• **ABOUT THIS TASK**
Only the pictures are to be left out; please reproduce everything else in the data exactly.

[Opening MATERIAL SHOWN section]

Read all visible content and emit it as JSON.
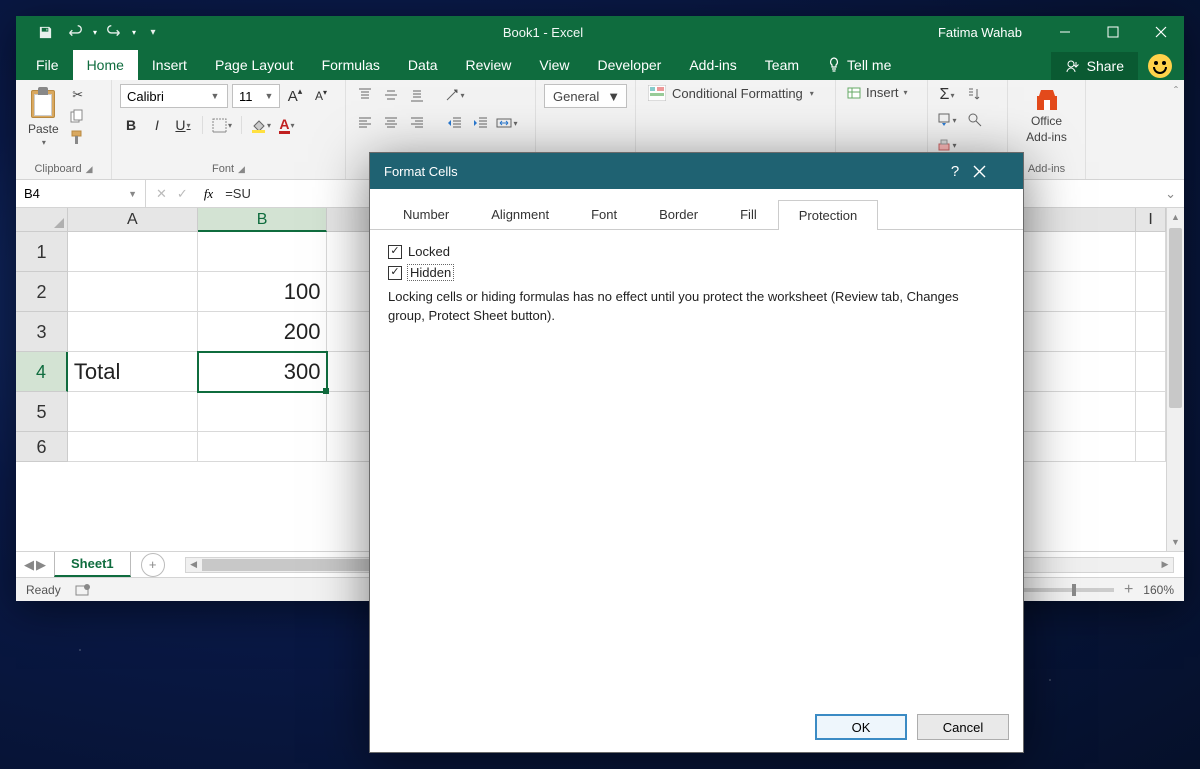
{
  "titlebar": {
    "doc_title": "Book1  -  Excel",
    "user": "Fatima Wahab"
  },
  "ribbon_tabs": {
    "file": "File",
    "home": "Home",
    "insert": "Insert",
    "page_layout": "Page Layout",
    "formulas": "Formulas",
    "data": "Data",
    "review": "Review",
    "view": "View",
    "developer": "Developer",
    "addins": "Add-ins",
    "team": "Team",
    "tell_me": "Tell me",
    "share": "Share"
  },
  "ribbon": {
    "clipboard": {
      "paste": "Paste",
      "label": "Clipboard"
    },
    "font": {
      "name": "Calibri",
      "size": "11",
      "label": "Font"
    },
    "number": {
      "format": "General"
    },
    "styles": {
      "cond_fmt": "Conditional Formatting",
      "insert": "Insert"
    },
    "addins": {
      "office": "Office",
      "addins": "Add-ins",
      "label": "Add-ins"
    }
  },
  "formula_bar": {
    "name_box": "B4",
    "fx": "fx",
    "formula": "=SU"
  },
  "grid": {
    "columns": [
      "A",
      "B",
      "I"
    ],
    "rows": [
      "1",
      "2",
      "3",
      "4",
      "5",
      "6"
    ],
    "cells": {
      "A4": "Total",
      "B2": "100",
      "B3": "200",
      "B4": "300"
    }
  },
  "sheet_tabs": {
    "sheet1": "Sheet1"
  },
  "statusbar": {
    "ready": "Ready",
    "zoom": "160%"
  },
  "dialog": {
    "title": "Format Cells",
    "tabs": {
      "number": "Number",
      "alignment": "Alignment",
      "font": "Font",
      "border": "Border",
      "fill": "Fill",
      "protection": "Protection"
    },
    "locked": {
      "label": "Locked",
      "checked": true
    },
    "hidden": {
      "label": "Hidden",
      "checked": true
    },
    "hint": "Locking cells or hiding formulas has no effect until you protect the worksheet (Review tab, Changes group, Protect Sheet button).",
    "ok": "OK",
    "cancel": "Cancel"
  }
}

[Closing MATERIAL SHOWN section]

• **WRITTEN ANSWER**
Read all visible content and emit it as JSON.
{
  "titlebar": {
    "doc_title": "Book1  -  Excel",
    "user": "Fatima Wahab"
  },
  "ribbon_tabs": {
    "file": "File",
    "home": "Home",
    "insert": "Insert",
    "page_layout": "Page Layout",
    "formulas": "Formulas",
    "data": "Data",
    "review": "Review",
    "view": "View",
    "developer": "Developer",
    "addins": "Add-ins",
    "team": "Team",
    "tell_me": "Tell me",
    "share": "Share"
  },
  "ribbon": {
    "clipboard": {
      "paste": "Paste",
      "label": "Clipboard"
    },
    "font": {
      "name": "Calibri",
      "size": "11",
      "label": "Font"
    },
    "number": {
      "format": "General"
    },
    "styles": {
      "cond_fmt": "Conditional Formatting",
      "insert": "Insert"
    },
    "addins": {
      "office": "Office",
      "addins": "Add-ins",
      "label": "Add-ins"
    }
  },
  "formula_bar": {
    "name_box": "B4",
    "fx": "fx",
    "formula": "=SU"
  },
  "grid": {
    "columns": [
      "A",
      "B",
      "I"
    ],
    "rows": [
      "1",
      "2",
      "3",
      "4",
      "5",
      "6"
    ],
    "cells": {
      "A4": "Total",
      "B2": "100",
      "B3": "200",
      "B4": "300"
    }
  },
  "sheet_tabs": {
    "sheet1": "Sheet1"
  },
  "statusbar": {
    "ready": "Ready",
    "zoom": "160%"
  },
  "dialog": {
    "title": "Format Cells",
    "tabs": {
      "number": "Number",
      "alignment": "Alignment",
      "font": "Font",
      "border": "Border",
      "fill": "Fill",
      "protection": "Protection"
    },
    "locked": {
      "label": "Locked",
      "checked": true
    },
    "hidden": {
      "label": "Hidden",
      "checked": true
    },
    "hint": "Locking cells or hiding formulas has no effect until you protect the worksheet (Review tab, Changes group, Protect Sheet button).",
    "ok": "OK",
    "cancel": "Cancel"
  }
}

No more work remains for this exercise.